-------- INPUT DATA --------

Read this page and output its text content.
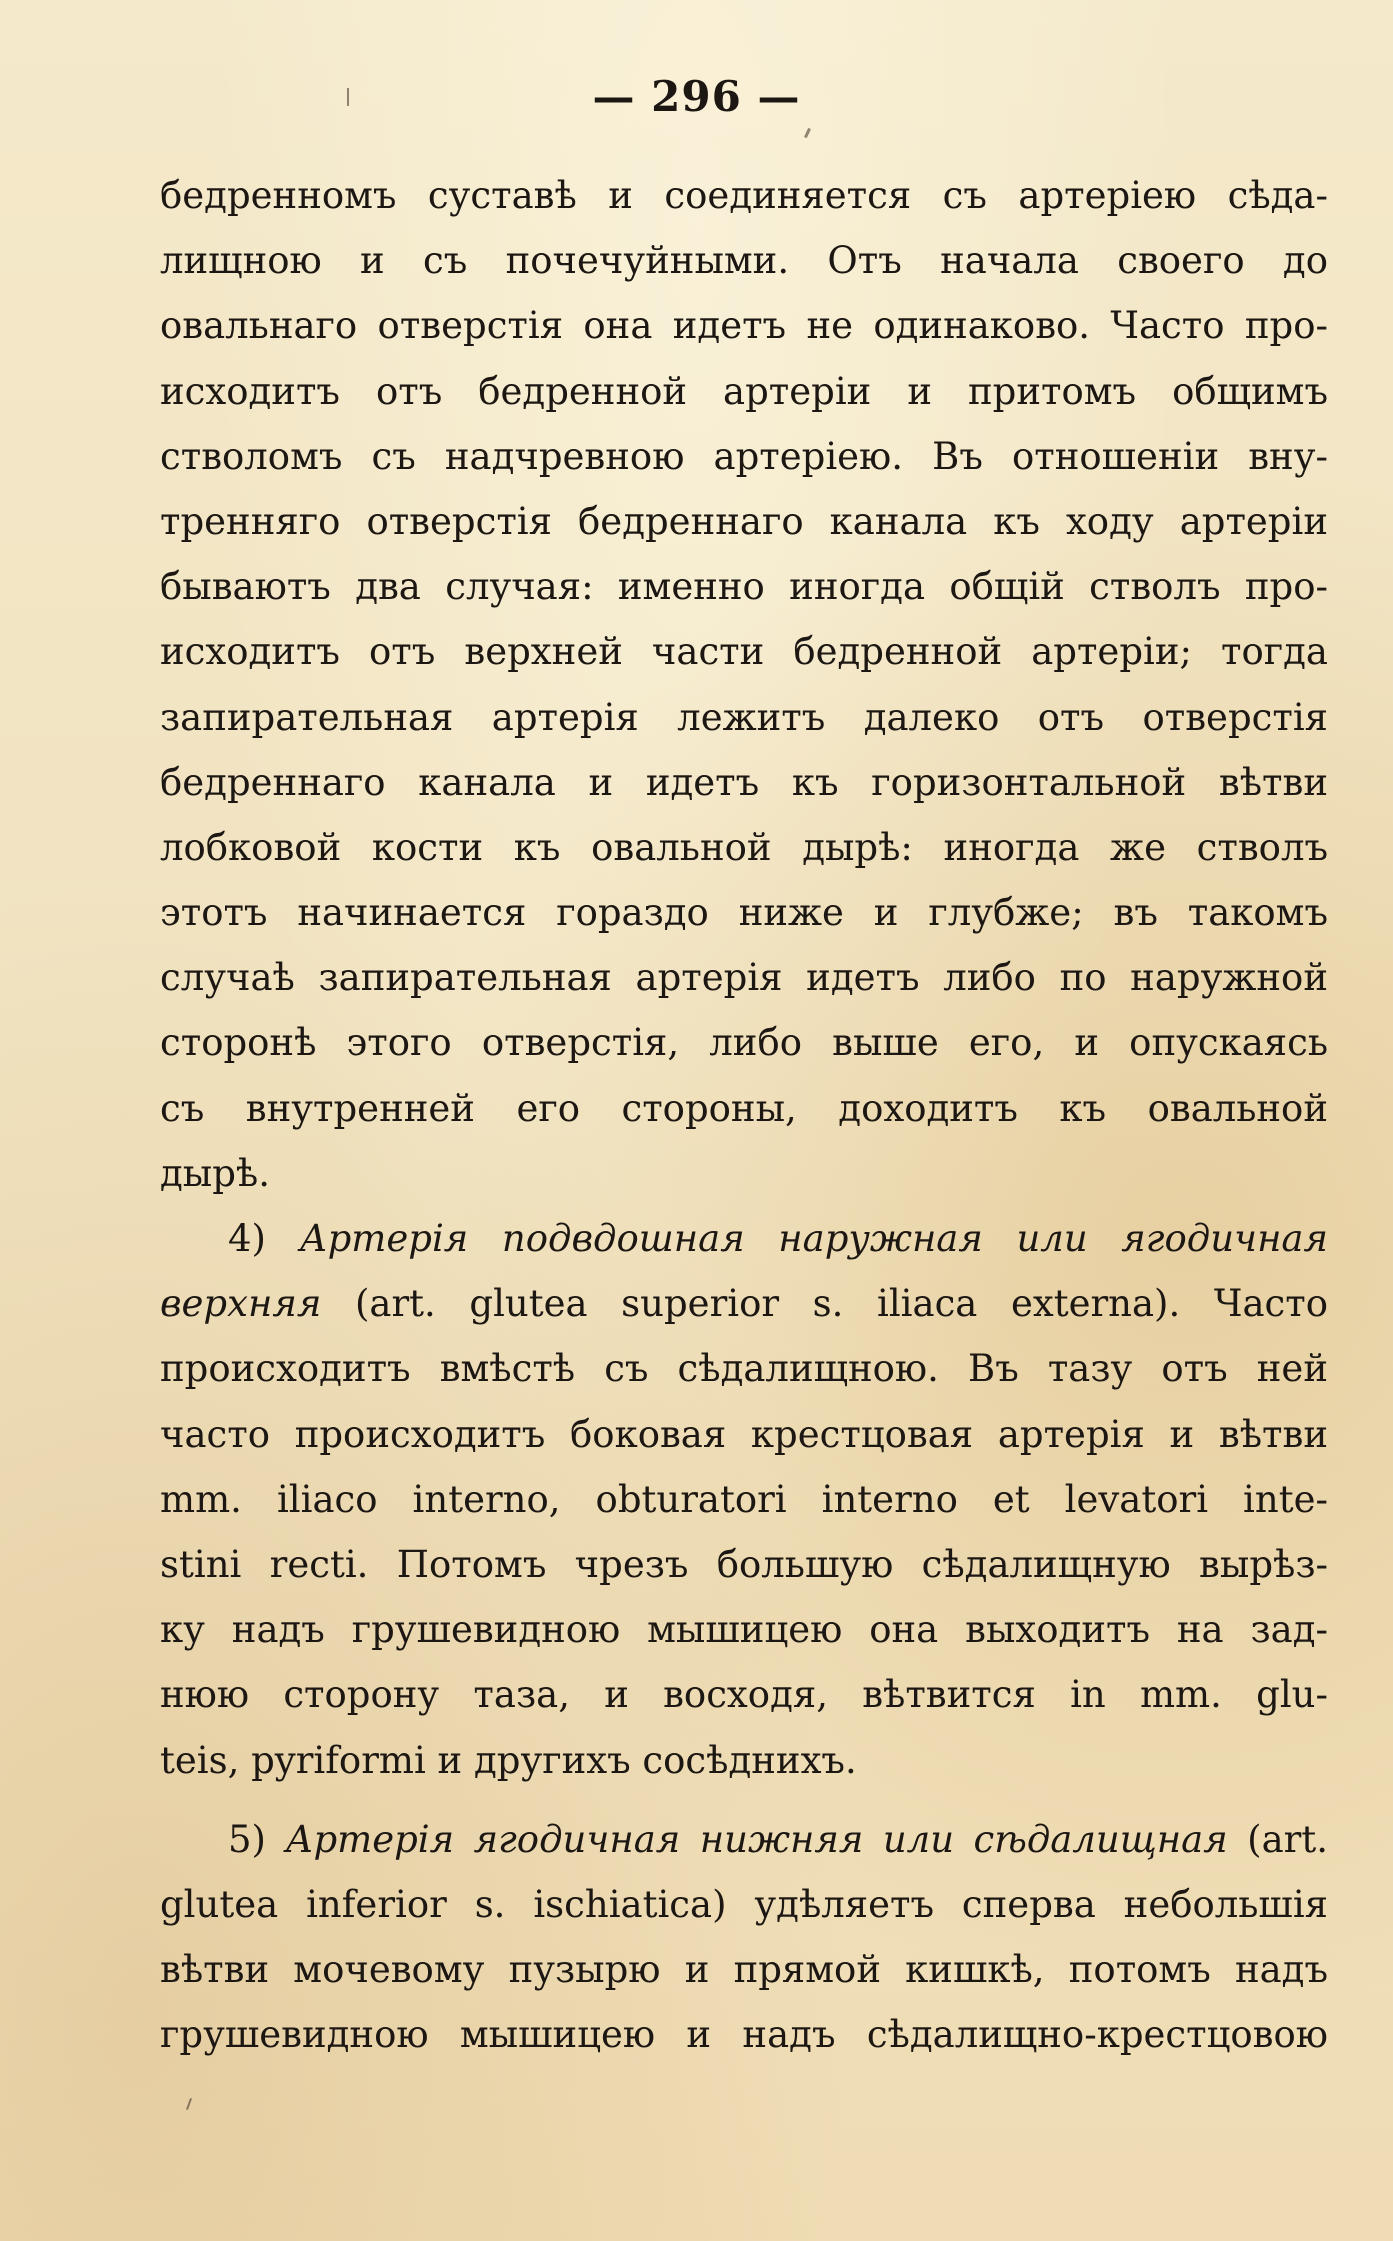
— 296 —
бедренномъ суставѣ и соединяется съ артеріею сѣда-
лищною и съ почечуйными. Отъ начала своего до
овальнаго отверстія она идетъ не одинаково. Часто про-
исходитъ отъ бедренной артеріи и притомъ общимъ
стволомъ съ надчревною артеріею. Въ отношеніи вну-
тренняго отверстія бедреннаго канала къ ходу артеріи
бываютъ два случая: именно иногда общій стволъ про-
исходитъ отъ верхней части бедренной артеріи; тогда
запирательная артерія лежитъ далеко отъ отверстія
бедреннаго канала и идетъ къ горизонтальной вѣтви
лобковой кости къ овальной дырѣ: иногда же стволъ
этотъ начинается гораздо ниже и глубже; въ такомъ
случаѣ запирательная артерія идетъ либо по наружной
сторонѣ этого отверстія, либо выше его, и опускаясь
съ внутренней его стороны, доходитъ къ овальной
дырѣ.
4) Артерія подвдошная наружная или ягодичная
верхняя (art. glutea superior s. iliaca externa). Часто
происходитъ вмѣстѣ съ сѣдалищною. Въ тазу отъ ней
часто происходитъ боковая крестцовая артерія и вѣтви
mm. iliaco interno, obturatori interno et levatori inte-
stini recti. Потомъ чрезъ большую сѣдалищную вырѣз-
ку надъ грушевидною мышицею она выходитъ на зад-
нюю сторону таза, и восходя, вѣтвится in mm. glu-
teis, pyriformi и другихъ сосѣднихъ.
5) Артерія ягодичная нижняя или сѣдалищная (art.
glutea inferior s. ischiatica) удѣляетъ сперва небольшія
вѣтви мочевому пузырю и прямой кишкѣ, потомъ надъ
грушевидною мышицею и надъ сѣдалищно-крестцовою
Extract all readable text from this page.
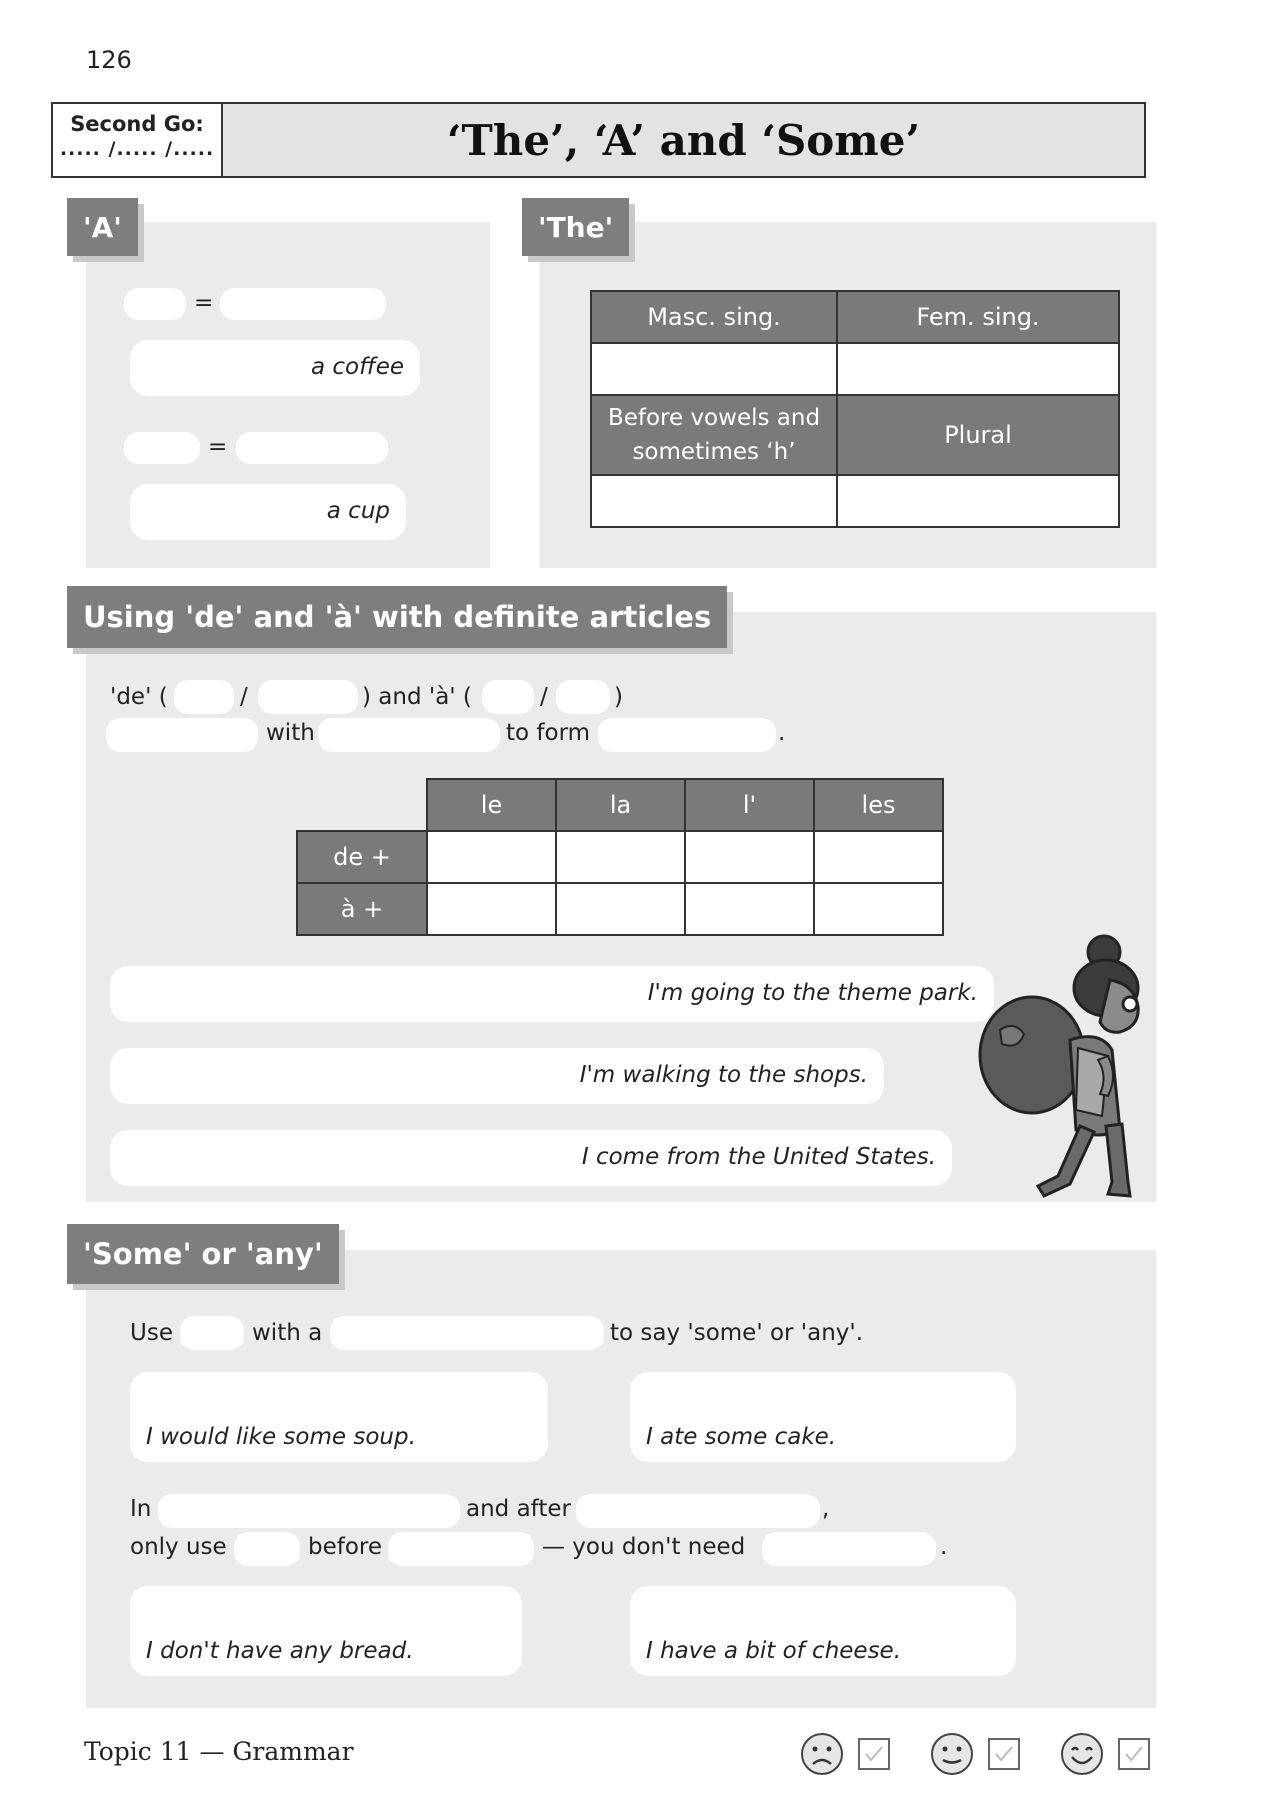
126
Second Go:
..... /..... /.....	‘The’, ‘A’ and ‘Some’
'A'
=
a coffee
=
a cup
'The'
Masc. sing.	Fem. sing.

Before vowels and sometimes ‘h’	Plural

Using 'de' and 'à' with definite articles
'de' (	/	) and 'à' (	/	)
with	to form	.
	le	la	l'	les
de +				
à +				
I'm going to the theme park.
I'm walking to the shops.
I come from the United States.
'Some' or 'any'
Use	with a	to say 'some' or 'any'.
I would like some soup.	I ate some cake.
In	and after	,
only use	before	— you don't need	.
I don't have any bread.	I have a bit of cheese.
Topic 11 — Grammar
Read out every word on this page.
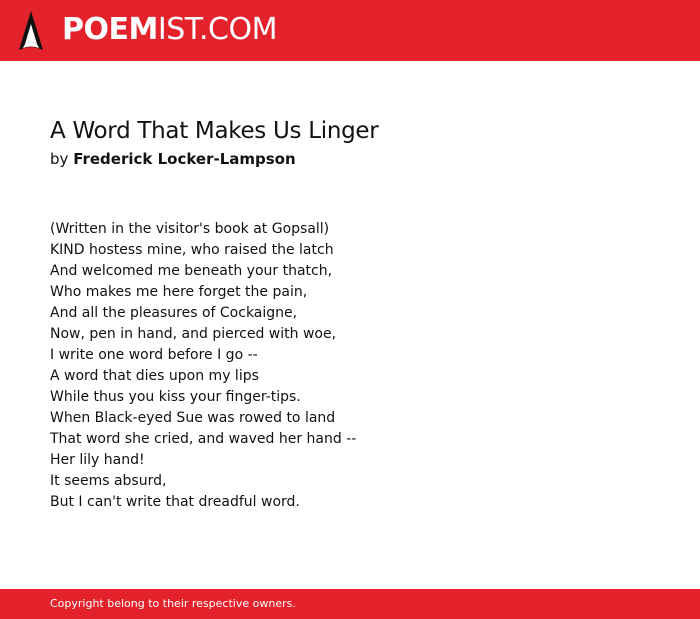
POEMIST.COM
A Word That Makes Us Linger
by Frederick Locker-Lampson
(Written in the visitor's book at Gopsall)
KIND hostess mine, who raised the latch
And welcomed me beneath your thatch,
Who makes me here forget the pain,
And all the pleasures of Cockaigne,
Now, pen in hand, and pierced with woe,
I write one word before I go --
A word that dies upon my lips
While thus you kiss your finger-tips.
When Black-eyed Sue was rowed to land
That word she cried, and waved her hand --
Her lily hand!
It seems absurd,
But I can't write that dreadful word.
Copyright belong to their respective owners.
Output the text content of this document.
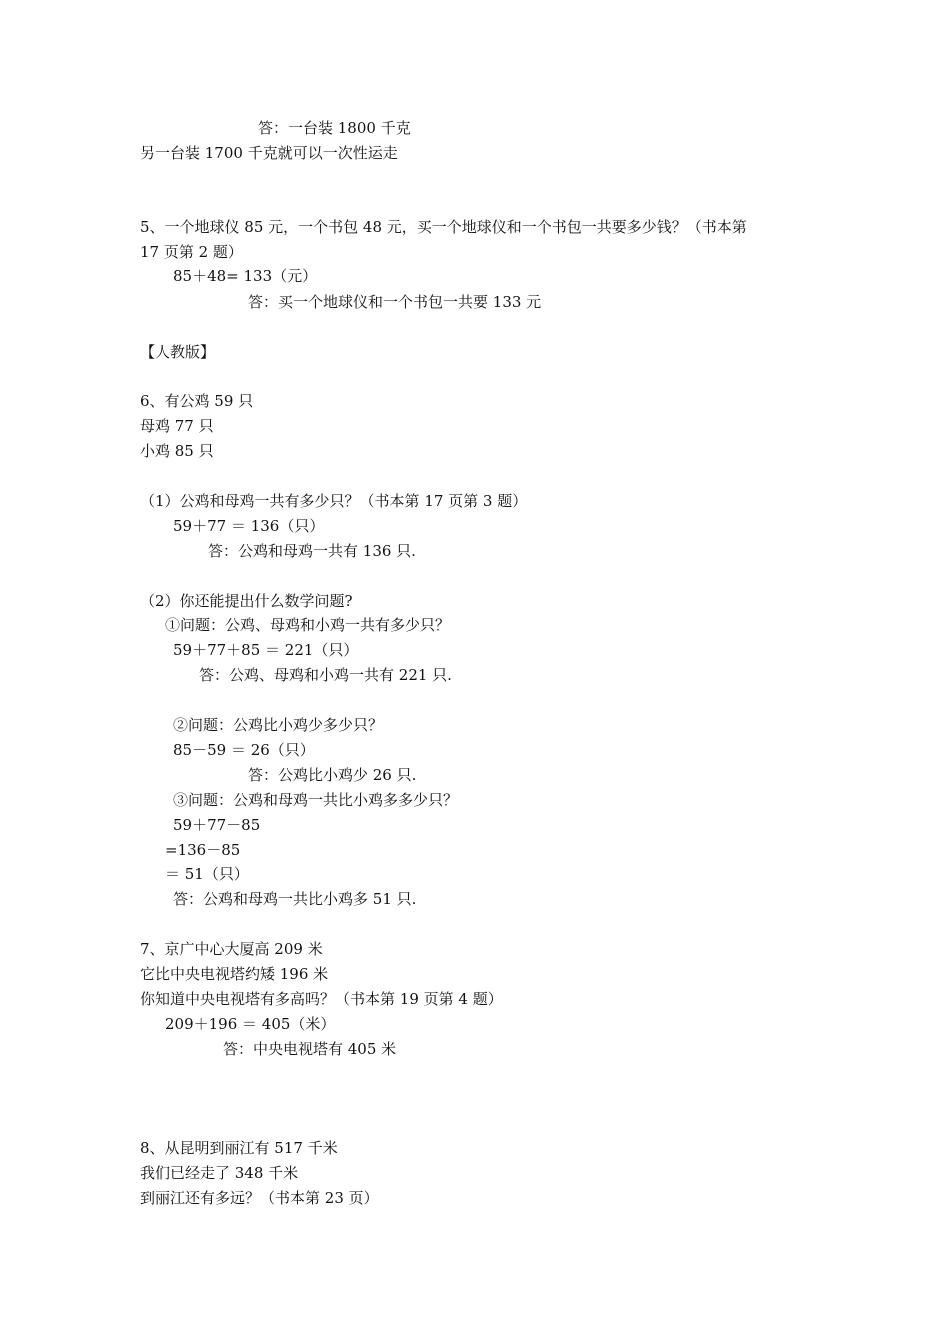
答：一台装 1800 千克
另一台装 1700 千克就可以一次性运走
5、一个地球仪 85 元，一个书包 48 元，买一个地球仪和一个书包一共要多少钱？（书本第
17 页第 2 题）
85＋48= 133（元）
答：买一个地球仪和一个书包一共要 133 元
【人教版】
6、有公鸡 59 只
母鸡 77 只
小鸡 85 只
（1）公鸡和母鸡一共有多少只？（书本第 17 页第 3 题）
59＋77 ＝ 136（只）
答：公鸡和母鸡一共有 136 只.
（2）你还能提出什么数学问题?
①问题：公鸡、母鸡和小鸡一共有多少只？
59＋77＋85 ＝ 221（只）
答：公鸡、母鸡和小鸡一共有 221 只.
②问题：公鸡比小鸡少多少只？
85－59 ＝ 26（只）
答：公鸡比小鸡少 26 只.
③问题：公鸡和母鸡一共比小鸡多多少只？
59＋77－85
=136－85
＝ 51（只）
答：公鸡和母鸡一共比小鸡多 51 只.
7、京广中心大厦高 209 米
它比中央电视塔约矮 196 米
你知道中央电视塔有多高吗？（书本第 19 页第 4 题）
209＋196 ＝ 405（米）
答：中央电视塔有 405 米
8、从昆明到丽江有 517 千米
我们已经走了 348 千米
到丽江还有多远？（书本第 23 页）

--------

*GOAL*. Read the data above. Pull out each line in which the string "надъ" appears.

*RESPONSE FOR THIS EXERCISE*.
ку надъ грушевидною мышицею она выходитъ на зад-
вѣтви мочевому пузырю и прямой кишкѣ, потомъ надъ
грушевидною мышицею и надъ сѣдалищно-крестцовою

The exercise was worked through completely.